Aufgabe :: Schreiben Sie aus dem Text über die Erdgasförderung vor Borkum die Passage wortgetreu ab, die mit den Worten „Das LBEG begründet“ beginnt und mit „2,5 % des Bedarfs.“ endet.
*** Textabschnitt
Die Plattform N05-A steht rund 20 Kilometer vor Borkum. Von dort aus laufen Richtbohrungen – seitliche Bohrungen, die den Meeresboden in Bögen durchdringen und mehrere Kilometer ins Gestein reichen. So lässt sich auch der deutsche Teil erreichen, ohne eine zweite Plattform errichten zu müssen.
Warum der Sofortvollzug?
Normalerweise blockiert eine Klage die Umsetzung eines Projekts, bis das Gericht entscheidet. Der Sofortvollzug ändert das: Das Unternehmen darf beginnen, solange kein neues Urteil die Arbeiten stoppt.
Das LBEG begründet die Entscheidung mit der Versorgungslage. „Mit dieser Entscheidung kommt das LBEG dem überwiegenden öffentlichen Interesse an einer sicheren Energieversorgung nach“, heißt es in der Begründung.
Deutschland verbraucht jährlich etwa 78 Milliarden Kubikmeter Erdgas. Davon stammen zuletzt nur 4,4 Milliarden aus heimischen Quellen. Das Feld vor Borkum könnte jährlich bis zu 2 Milliarden Kubikmeter liefern – rund 2,5 % des Bedarfs.
Für Kritikerinnen und Kritiker ist das wenig. Für die Politik kann es jedoch Signalwirkung haben: mehr Eigenständigkeit, weniger Importabhängigkeit.
Proteste auf der Insel
Während Behörden von Versorgungssicherheit sprechen, erleben die Menschen auf Borkum eine ganz andere Realität. Sie fürchten um Natur, Klima und die touristische Attraktivität der Insel.
Die Deutsche Umwelthilfe (DUH) nennt die Entscheidung einen „Schlag ins Gesicht der Inselgemeinden“. Geschäftsführer Sascha Müller-Kraenner sagt:
„Es ist völlig unverantwortlich, dass die Behörden nun eine Genehmigung durchsetzen wollen, deren Auswirkungen auf Klima und Natur noch gerichtlich auf dem Prüfstand steht.“
Auch Fridays for Future (FFF) hat die Insel längst zum Symbol gemacht. Schon im Juli gab es eine Demonstration. Jetzt folgt ein neues Kapitel: ein Klimacamp, das heute startet.
******
*** Datenauszug
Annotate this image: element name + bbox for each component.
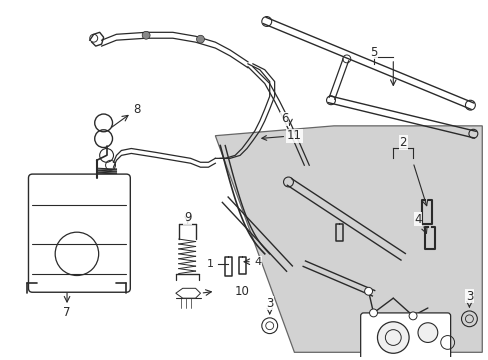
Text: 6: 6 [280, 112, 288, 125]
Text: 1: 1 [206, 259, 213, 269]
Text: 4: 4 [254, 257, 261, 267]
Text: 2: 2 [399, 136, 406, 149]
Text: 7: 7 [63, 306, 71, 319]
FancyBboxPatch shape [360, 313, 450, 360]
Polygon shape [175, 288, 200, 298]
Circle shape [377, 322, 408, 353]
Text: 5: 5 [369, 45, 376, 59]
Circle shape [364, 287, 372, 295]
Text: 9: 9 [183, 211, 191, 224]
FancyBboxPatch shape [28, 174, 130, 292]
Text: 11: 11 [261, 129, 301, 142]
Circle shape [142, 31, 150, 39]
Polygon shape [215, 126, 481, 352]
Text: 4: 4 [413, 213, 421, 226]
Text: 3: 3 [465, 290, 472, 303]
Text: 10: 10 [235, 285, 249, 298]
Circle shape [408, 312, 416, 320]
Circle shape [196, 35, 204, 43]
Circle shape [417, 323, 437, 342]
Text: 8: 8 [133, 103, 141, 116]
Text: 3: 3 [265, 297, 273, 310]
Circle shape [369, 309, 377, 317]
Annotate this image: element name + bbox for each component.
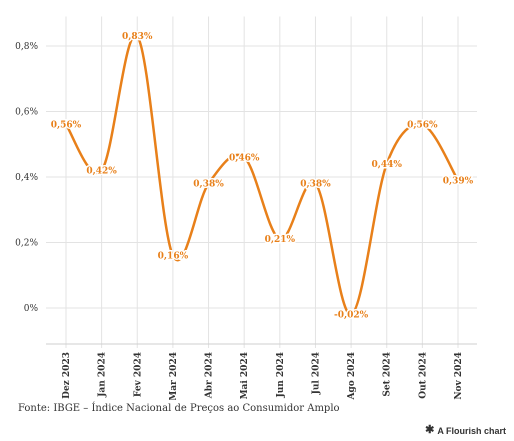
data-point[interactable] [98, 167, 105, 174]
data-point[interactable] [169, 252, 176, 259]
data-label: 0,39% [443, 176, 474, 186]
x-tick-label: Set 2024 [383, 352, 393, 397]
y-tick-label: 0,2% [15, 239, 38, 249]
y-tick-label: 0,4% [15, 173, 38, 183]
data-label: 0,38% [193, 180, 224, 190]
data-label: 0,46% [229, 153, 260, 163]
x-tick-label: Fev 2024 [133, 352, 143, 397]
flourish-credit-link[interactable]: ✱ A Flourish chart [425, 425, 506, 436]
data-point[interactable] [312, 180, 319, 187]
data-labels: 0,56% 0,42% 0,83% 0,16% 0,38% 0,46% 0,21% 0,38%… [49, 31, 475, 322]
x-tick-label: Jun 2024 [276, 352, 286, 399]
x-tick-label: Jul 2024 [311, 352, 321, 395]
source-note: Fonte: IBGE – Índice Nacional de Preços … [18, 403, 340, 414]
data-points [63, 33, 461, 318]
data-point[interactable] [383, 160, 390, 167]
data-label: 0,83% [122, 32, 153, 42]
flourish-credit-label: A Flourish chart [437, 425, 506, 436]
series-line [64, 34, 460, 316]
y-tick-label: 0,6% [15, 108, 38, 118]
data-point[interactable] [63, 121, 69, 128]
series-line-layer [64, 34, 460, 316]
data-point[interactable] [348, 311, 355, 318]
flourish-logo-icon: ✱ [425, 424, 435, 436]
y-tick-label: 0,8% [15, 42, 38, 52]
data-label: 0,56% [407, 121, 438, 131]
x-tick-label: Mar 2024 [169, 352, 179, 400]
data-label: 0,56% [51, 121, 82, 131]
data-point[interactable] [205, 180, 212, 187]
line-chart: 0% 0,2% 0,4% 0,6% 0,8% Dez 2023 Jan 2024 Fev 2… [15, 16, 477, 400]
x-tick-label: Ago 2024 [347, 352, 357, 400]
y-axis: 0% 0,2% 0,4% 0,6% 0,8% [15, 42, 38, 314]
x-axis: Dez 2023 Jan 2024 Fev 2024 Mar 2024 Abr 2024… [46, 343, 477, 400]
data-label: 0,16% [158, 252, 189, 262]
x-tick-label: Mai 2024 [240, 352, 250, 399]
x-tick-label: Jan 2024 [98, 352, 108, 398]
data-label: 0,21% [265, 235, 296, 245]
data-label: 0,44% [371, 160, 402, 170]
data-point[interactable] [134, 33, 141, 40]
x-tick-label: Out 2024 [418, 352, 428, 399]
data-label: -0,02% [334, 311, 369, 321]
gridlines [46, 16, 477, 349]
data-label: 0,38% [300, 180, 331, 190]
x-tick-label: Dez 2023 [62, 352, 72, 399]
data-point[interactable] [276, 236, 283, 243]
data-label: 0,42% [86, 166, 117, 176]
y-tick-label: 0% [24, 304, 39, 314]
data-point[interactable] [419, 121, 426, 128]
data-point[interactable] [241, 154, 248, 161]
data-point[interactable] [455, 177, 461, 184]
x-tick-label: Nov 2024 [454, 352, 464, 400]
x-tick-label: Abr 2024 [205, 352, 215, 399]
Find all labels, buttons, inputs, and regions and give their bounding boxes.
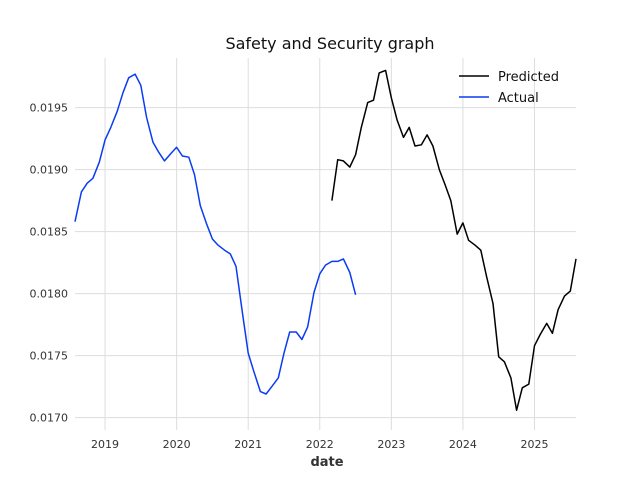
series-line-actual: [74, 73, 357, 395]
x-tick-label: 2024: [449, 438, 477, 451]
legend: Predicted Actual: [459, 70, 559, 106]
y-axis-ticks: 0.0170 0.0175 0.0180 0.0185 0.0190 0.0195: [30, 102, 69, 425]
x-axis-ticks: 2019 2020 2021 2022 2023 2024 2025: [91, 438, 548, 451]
******
Ergebnis ::
Das LBEG begründet die Entscheidung mit der Versorgungslage. „Mit dieser Entscheidung kommt das LBEG dem überwiegenden öffentlichen Interesse an einer sicheren Energieversorgung nach“, heißt es in der Begründung.
Deutschland verbraucht jährlich etwa 78 Milliarden Kubikmeter Erdgas. Davon stammen zuletzt nur 4,4 Milliarden aus heimischen Quellen. Das Feld vor Borkum könnte jährlich bis zu 2 Milliarden Kubikmeter liefern – rund 2,5 % des Bedarfs.